*What is needed:* Tally up the lines carrying the string "Bhosale" and respond with only the resulting number.

*Items:*
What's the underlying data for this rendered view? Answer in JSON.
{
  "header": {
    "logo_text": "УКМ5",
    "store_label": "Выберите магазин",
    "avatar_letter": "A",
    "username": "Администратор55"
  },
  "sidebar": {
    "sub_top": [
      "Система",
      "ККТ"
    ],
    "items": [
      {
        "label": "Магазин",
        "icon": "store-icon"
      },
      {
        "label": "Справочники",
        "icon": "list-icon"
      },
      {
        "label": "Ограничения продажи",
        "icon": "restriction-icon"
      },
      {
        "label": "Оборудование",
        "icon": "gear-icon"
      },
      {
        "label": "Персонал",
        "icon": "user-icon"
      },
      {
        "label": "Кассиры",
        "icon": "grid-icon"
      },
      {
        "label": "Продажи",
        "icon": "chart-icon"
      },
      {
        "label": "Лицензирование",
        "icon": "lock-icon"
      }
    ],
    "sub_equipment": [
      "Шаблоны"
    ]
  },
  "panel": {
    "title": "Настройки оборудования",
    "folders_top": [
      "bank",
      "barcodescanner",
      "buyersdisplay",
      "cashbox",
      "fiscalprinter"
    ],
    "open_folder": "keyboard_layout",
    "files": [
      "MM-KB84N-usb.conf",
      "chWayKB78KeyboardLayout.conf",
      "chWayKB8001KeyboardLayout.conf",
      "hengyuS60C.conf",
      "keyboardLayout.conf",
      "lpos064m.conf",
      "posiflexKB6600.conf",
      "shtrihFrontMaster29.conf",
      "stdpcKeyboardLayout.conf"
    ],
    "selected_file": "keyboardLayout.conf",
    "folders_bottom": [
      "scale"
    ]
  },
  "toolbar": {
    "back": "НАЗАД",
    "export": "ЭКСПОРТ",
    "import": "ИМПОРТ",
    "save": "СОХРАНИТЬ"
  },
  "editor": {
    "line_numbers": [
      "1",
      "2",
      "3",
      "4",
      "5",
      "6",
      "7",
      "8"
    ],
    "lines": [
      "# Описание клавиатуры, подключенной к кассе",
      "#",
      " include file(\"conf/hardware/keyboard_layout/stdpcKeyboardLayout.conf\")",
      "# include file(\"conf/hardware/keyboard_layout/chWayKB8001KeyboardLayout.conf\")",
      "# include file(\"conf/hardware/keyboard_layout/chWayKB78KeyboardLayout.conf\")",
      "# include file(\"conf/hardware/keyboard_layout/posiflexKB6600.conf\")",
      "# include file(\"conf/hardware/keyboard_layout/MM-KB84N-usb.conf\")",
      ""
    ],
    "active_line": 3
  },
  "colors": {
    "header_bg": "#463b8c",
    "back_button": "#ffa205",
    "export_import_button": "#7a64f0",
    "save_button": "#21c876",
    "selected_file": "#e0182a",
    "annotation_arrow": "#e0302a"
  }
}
* * *
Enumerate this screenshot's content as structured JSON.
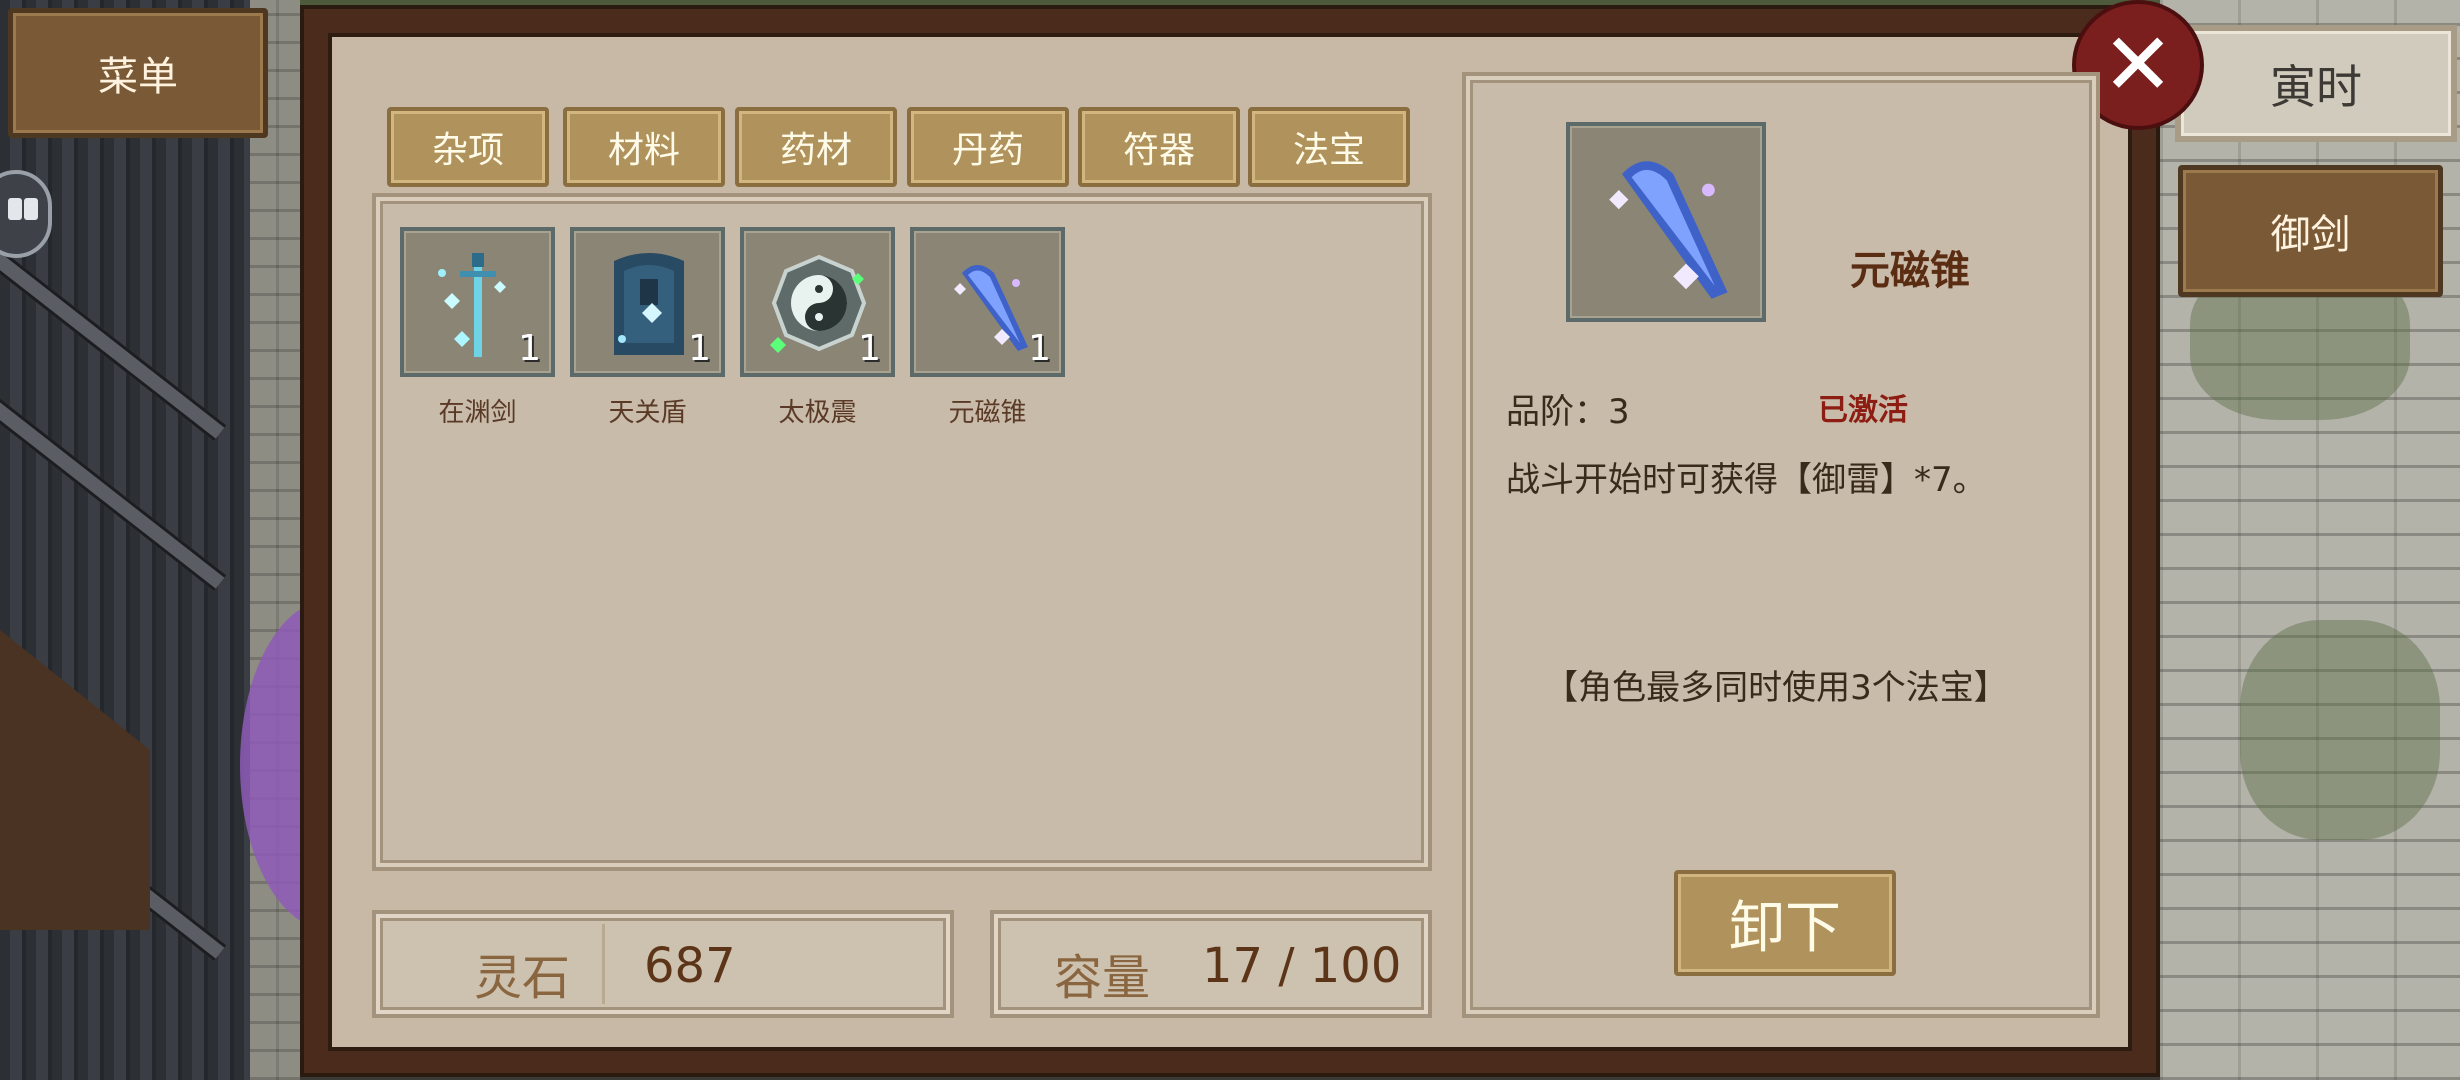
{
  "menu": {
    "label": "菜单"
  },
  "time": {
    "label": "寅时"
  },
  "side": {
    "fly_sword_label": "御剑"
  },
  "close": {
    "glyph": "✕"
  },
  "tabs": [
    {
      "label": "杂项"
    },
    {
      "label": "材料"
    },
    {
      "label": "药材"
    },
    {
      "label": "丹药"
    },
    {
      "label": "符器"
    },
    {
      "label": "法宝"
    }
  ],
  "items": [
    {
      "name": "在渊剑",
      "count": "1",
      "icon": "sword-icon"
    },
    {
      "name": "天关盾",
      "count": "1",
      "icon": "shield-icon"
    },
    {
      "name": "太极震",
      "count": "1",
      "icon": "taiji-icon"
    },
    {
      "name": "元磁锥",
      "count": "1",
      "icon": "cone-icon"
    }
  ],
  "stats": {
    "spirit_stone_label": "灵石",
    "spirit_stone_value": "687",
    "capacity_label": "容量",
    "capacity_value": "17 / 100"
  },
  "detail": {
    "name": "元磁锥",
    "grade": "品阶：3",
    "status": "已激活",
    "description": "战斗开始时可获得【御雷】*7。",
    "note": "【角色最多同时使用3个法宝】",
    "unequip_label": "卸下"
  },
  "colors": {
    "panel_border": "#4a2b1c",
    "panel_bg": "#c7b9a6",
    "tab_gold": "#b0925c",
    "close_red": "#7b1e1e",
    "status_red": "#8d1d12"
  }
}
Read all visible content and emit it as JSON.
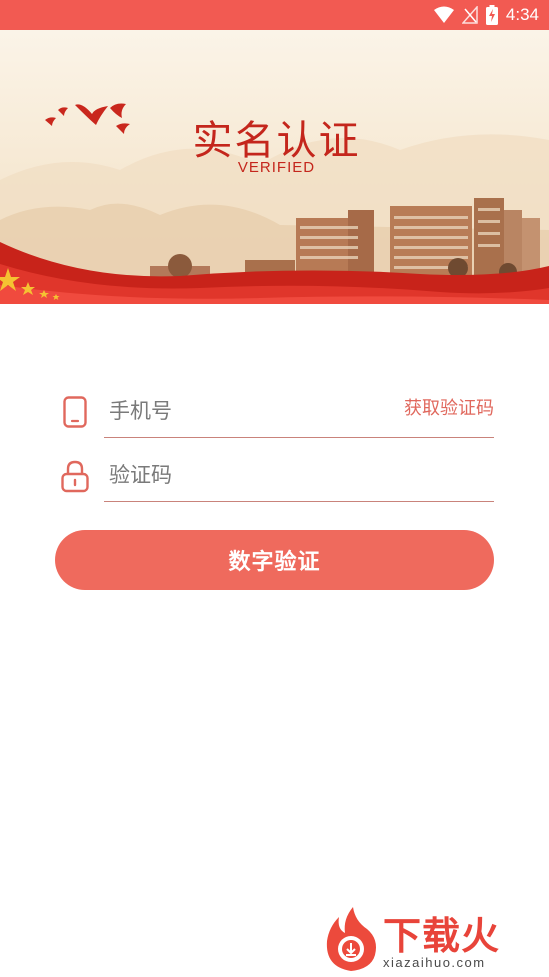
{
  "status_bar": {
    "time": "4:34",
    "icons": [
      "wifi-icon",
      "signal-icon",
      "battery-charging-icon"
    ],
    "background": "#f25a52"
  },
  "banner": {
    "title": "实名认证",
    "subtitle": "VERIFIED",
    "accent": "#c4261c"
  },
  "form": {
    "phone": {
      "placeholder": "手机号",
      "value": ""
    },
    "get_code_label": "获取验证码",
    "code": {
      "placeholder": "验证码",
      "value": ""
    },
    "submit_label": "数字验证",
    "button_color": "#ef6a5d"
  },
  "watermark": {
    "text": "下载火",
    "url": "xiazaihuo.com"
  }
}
...
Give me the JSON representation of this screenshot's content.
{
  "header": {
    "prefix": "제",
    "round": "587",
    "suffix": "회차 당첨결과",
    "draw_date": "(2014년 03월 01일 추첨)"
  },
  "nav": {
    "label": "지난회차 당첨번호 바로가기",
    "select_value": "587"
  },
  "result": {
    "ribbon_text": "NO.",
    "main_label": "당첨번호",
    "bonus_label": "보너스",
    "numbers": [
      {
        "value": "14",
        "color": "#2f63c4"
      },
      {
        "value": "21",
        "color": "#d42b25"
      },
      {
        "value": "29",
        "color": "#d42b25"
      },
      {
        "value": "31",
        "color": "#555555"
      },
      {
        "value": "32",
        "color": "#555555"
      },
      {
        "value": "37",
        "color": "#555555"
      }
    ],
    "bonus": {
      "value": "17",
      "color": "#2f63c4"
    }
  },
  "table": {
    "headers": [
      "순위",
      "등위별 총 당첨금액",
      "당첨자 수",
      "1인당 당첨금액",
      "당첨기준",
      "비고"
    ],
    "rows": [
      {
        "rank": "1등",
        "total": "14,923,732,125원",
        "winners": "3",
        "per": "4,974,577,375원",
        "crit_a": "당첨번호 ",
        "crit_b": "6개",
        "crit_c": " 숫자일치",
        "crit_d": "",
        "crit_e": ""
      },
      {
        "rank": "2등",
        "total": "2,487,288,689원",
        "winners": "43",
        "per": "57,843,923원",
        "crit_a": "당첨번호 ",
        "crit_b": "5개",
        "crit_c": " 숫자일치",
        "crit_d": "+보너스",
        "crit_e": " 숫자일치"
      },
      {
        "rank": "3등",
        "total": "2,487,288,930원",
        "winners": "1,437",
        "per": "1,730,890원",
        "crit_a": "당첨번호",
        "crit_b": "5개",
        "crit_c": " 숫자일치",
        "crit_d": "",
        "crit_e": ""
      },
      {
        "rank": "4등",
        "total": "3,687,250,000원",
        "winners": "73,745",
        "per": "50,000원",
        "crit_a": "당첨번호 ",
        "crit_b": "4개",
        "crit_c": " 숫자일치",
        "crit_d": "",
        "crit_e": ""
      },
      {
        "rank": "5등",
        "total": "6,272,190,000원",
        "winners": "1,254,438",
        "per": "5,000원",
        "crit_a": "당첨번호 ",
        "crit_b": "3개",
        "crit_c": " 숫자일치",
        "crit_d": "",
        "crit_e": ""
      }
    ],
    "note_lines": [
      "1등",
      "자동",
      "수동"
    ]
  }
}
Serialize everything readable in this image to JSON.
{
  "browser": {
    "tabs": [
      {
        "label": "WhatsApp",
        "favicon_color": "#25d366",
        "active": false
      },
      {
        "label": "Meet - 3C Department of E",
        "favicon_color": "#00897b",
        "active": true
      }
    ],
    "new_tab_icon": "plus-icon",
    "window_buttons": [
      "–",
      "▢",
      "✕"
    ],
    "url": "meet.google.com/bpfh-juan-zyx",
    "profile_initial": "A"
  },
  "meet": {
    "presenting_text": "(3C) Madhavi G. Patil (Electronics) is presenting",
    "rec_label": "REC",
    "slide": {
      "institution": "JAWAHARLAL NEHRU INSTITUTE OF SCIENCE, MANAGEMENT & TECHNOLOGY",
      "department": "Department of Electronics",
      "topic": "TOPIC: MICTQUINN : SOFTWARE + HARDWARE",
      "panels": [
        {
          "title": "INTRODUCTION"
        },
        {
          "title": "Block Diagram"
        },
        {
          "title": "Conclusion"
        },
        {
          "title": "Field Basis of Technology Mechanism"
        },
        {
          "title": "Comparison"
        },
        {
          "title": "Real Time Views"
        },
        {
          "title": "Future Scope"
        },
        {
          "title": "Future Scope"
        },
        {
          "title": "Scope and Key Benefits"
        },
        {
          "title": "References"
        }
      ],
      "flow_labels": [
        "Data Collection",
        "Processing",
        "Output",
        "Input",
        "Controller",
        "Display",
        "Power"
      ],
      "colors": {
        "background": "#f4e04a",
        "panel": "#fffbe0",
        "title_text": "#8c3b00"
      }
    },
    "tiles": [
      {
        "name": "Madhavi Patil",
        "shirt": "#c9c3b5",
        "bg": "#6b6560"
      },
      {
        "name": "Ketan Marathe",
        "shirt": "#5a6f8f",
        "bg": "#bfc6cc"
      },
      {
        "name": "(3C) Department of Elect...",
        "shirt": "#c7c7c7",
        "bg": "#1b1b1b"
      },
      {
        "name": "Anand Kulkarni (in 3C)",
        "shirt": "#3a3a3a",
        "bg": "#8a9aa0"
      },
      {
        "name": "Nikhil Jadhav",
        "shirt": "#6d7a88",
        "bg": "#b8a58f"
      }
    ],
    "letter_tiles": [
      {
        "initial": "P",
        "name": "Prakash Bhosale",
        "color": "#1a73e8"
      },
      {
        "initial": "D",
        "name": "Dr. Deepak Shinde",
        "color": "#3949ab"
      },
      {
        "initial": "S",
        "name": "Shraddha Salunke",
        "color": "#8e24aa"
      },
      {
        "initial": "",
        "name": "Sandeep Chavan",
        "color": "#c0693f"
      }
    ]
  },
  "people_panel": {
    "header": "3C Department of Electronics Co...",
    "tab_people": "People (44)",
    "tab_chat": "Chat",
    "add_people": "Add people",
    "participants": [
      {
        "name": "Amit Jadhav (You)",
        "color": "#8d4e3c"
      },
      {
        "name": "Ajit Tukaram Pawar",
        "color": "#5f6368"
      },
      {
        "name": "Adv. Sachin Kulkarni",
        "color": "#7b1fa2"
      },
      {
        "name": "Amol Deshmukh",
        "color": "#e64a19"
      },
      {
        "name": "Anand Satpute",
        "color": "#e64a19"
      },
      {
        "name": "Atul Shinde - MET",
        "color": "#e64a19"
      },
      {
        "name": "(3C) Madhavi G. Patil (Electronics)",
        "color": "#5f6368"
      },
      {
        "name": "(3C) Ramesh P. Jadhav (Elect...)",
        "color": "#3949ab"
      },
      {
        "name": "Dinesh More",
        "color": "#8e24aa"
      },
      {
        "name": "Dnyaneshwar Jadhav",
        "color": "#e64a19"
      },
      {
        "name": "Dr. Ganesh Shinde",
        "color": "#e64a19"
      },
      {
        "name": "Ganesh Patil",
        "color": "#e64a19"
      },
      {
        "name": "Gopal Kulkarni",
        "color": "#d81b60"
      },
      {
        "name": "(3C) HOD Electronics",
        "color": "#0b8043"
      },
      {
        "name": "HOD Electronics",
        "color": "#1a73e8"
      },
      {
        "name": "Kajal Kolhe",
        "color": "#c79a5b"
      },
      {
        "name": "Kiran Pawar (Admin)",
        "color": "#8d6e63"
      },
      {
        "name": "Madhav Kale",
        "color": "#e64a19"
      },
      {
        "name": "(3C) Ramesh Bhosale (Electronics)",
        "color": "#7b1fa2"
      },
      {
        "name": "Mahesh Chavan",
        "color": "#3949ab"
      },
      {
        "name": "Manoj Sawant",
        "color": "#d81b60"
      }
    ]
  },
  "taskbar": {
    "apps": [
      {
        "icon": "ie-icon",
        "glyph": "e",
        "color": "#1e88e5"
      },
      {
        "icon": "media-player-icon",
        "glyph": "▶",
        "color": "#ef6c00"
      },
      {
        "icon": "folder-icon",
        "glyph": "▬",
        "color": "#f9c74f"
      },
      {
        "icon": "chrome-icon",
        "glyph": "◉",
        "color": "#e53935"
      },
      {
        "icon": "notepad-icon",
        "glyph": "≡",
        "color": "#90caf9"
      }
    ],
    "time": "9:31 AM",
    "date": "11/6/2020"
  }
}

*Expected output:* 2